Start MATERIAL TO PROCESS
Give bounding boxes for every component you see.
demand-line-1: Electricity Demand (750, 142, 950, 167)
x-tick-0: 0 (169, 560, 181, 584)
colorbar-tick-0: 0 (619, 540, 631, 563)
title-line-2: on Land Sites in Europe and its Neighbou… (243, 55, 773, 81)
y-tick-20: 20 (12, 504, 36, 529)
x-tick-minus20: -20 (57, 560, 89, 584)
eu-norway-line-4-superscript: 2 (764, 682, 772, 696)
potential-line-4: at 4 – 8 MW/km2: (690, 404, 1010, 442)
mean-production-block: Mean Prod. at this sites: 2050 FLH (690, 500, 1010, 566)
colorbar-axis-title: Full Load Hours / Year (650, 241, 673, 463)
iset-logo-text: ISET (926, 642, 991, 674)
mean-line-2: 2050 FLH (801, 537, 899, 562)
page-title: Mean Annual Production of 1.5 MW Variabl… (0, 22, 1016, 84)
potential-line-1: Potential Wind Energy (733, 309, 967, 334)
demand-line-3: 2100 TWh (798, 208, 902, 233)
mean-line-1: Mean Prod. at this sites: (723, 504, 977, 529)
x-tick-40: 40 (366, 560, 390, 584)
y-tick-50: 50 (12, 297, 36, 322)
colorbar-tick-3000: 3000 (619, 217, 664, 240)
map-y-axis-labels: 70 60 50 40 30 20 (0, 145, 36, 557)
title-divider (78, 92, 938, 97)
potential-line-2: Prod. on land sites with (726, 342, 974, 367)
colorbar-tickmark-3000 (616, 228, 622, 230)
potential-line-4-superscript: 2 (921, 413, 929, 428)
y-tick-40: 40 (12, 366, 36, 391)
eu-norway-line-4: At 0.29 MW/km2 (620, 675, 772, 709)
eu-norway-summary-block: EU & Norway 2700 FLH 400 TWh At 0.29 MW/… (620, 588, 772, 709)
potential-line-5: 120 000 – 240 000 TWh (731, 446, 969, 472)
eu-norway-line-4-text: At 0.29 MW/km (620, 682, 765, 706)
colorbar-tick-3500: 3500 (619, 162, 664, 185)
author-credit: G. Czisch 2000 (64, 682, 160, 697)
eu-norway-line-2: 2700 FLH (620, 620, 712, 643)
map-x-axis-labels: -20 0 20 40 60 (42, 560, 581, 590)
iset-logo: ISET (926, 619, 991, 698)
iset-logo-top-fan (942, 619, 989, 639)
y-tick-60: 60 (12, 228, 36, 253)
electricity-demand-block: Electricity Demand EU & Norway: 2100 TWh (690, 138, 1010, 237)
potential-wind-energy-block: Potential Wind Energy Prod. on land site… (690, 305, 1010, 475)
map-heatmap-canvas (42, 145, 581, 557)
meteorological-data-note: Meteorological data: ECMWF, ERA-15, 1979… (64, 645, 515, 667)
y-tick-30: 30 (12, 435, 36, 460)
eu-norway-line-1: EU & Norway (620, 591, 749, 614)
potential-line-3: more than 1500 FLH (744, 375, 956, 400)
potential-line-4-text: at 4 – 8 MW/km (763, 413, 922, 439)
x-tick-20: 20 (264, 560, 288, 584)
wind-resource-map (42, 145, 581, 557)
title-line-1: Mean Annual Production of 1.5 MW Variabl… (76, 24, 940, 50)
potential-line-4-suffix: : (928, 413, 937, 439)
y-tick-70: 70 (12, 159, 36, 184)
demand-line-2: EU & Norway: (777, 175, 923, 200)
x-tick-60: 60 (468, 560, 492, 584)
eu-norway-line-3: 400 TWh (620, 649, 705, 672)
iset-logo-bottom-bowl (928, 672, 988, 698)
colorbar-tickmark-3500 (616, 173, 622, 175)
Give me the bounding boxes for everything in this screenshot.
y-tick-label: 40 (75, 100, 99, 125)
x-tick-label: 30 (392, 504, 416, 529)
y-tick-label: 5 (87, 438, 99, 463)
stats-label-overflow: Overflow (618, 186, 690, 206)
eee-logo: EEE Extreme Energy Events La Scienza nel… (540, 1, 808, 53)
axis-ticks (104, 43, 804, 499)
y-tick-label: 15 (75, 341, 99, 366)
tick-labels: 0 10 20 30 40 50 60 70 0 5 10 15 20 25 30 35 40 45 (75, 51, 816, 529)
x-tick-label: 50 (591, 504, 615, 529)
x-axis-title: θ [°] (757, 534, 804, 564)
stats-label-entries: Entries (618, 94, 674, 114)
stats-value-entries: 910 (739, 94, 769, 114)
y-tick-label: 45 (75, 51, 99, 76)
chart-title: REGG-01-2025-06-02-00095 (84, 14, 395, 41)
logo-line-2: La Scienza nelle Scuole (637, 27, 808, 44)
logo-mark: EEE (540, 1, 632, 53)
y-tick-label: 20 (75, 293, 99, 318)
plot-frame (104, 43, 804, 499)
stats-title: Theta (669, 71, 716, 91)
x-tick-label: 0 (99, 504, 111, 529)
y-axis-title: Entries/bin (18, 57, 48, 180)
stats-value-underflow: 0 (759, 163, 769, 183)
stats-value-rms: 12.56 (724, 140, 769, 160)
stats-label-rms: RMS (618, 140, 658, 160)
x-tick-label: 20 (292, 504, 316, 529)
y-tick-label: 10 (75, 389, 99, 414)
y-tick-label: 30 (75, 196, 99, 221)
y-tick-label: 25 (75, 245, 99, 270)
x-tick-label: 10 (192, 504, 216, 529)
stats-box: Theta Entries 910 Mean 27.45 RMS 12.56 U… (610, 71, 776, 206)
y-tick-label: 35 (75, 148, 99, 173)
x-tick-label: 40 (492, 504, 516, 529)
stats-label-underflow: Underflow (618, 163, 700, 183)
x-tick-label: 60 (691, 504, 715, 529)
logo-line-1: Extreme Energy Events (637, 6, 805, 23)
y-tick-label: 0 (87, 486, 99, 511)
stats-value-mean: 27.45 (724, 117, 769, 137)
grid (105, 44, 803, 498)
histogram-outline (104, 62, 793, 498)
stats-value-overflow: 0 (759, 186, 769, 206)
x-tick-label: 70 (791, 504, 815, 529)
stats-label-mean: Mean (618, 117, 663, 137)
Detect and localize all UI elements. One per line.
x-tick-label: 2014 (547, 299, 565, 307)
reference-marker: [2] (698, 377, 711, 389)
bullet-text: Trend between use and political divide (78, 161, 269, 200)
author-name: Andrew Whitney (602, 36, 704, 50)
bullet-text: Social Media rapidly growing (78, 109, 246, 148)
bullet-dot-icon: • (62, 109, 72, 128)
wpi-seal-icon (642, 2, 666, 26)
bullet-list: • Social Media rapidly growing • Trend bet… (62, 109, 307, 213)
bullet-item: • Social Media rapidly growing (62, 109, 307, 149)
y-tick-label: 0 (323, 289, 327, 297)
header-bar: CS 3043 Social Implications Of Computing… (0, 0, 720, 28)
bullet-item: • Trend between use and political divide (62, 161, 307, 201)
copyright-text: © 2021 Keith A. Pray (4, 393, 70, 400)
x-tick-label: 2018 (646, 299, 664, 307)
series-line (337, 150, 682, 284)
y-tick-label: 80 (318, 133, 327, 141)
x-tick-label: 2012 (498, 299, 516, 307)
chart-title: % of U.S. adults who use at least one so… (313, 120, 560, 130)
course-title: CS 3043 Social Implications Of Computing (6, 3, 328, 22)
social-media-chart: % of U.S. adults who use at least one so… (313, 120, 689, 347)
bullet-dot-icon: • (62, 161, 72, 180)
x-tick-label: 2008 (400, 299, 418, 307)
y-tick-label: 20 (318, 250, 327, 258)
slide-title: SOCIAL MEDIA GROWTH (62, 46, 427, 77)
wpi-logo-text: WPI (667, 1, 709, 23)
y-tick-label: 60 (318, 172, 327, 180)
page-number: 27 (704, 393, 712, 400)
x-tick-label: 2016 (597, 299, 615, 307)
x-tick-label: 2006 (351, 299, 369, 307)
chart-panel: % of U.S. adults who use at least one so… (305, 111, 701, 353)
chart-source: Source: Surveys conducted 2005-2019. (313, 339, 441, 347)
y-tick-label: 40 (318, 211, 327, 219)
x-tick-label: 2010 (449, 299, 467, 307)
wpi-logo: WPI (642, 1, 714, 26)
End MATERIAL TO PROCESS
■ **EXERCISE DESCRIPTION**
Reproduce the records verbatim, from the first line through the line containing "mean-production-block: Mean Prod.".

■ **FINISHED EXERCISE**
Give bounding boxes for every component you see.
demand-line-1: Electricity Demand (750, 142, 950, 167)
x-tick-0: 0 (169, 560, 181, 584)
colorbar-tick-0: 0 (619, 540, 631, 563)
title-line-2: on Land Sites in Europe and its Neighbou… (243, 55, 773, 81)
y-tick-20: 20 (12, 504, 36, 529)
x-tick-minus20: -20 (57, 560, 89, 584)
eu-norway-line-4-superscript: 2 (764, 682, 772, 696)
potential-line-4: at 4 – 8 MW/km2: (690, 404, 1010, 442)
mean-production-block: Mean Prod. at this sites: 2050 FLH (690, 500, 1010, 566)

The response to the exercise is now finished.